= REQUIREMENTS =
Provide a single number: the count of lines containing the string "Eswatini".

Records excerpted from a collection
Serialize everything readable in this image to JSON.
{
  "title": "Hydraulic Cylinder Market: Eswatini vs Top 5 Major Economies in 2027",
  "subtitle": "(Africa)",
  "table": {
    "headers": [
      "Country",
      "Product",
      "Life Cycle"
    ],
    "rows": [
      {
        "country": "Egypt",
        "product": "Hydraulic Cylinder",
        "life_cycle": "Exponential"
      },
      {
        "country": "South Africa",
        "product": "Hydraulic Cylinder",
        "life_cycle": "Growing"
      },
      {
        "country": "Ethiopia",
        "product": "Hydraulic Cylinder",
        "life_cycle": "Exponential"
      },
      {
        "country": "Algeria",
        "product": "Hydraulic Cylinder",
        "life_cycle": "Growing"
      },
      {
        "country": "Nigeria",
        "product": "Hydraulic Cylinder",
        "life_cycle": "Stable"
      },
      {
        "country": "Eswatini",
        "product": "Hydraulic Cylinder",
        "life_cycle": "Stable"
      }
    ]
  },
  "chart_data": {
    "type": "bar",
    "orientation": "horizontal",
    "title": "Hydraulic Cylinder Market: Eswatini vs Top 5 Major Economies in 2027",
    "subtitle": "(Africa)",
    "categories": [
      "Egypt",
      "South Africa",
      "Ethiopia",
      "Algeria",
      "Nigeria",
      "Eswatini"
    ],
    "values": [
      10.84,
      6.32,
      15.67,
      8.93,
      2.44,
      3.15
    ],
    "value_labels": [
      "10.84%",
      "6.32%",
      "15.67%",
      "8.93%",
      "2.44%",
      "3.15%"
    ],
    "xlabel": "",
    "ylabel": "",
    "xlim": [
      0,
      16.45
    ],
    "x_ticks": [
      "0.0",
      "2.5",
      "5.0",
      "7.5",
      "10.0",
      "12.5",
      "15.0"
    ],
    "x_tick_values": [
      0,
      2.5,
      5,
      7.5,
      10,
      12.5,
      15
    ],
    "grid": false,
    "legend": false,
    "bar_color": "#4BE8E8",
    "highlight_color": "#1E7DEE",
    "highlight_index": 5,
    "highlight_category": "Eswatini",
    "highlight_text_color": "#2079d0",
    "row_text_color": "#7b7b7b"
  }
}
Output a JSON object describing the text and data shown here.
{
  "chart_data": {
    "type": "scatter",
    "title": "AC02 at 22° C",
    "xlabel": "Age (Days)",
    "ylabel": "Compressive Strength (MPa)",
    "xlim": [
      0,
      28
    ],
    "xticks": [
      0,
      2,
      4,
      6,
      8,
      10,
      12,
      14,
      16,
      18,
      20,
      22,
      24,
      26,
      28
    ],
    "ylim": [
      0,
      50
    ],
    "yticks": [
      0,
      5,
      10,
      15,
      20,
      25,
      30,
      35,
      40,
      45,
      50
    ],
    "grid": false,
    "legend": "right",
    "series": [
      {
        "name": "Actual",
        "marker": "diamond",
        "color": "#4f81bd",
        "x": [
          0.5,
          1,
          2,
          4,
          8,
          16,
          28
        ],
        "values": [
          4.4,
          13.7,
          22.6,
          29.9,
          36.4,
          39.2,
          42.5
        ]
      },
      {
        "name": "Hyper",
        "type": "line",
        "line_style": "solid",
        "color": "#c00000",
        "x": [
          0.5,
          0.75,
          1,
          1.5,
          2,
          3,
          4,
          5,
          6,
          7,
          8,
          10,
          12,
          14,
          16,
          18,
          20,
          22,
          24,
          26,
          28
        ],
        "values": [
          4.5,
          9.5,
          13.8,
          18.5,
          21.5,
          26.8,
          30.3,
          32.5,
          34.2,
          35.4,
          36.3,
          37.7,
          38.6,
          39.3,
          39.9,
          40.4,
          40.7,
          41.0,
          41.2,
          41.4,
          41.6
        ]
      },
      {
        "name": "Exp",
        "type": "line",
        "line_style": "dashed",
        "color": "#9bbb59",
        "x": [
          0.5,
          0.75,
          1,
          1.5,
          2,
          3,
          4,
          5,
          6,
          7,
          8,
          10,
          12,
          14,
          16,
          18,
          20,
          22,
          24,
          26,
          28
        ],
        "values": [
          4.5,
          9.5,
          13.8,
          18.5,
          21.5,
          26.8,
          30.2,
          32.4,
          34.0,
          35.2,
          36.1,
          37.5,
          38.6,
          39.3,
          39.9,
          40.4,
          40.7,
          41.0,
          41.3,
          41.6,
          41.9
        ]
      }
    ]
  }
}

= RESULT OF THIS EXERCISE =
5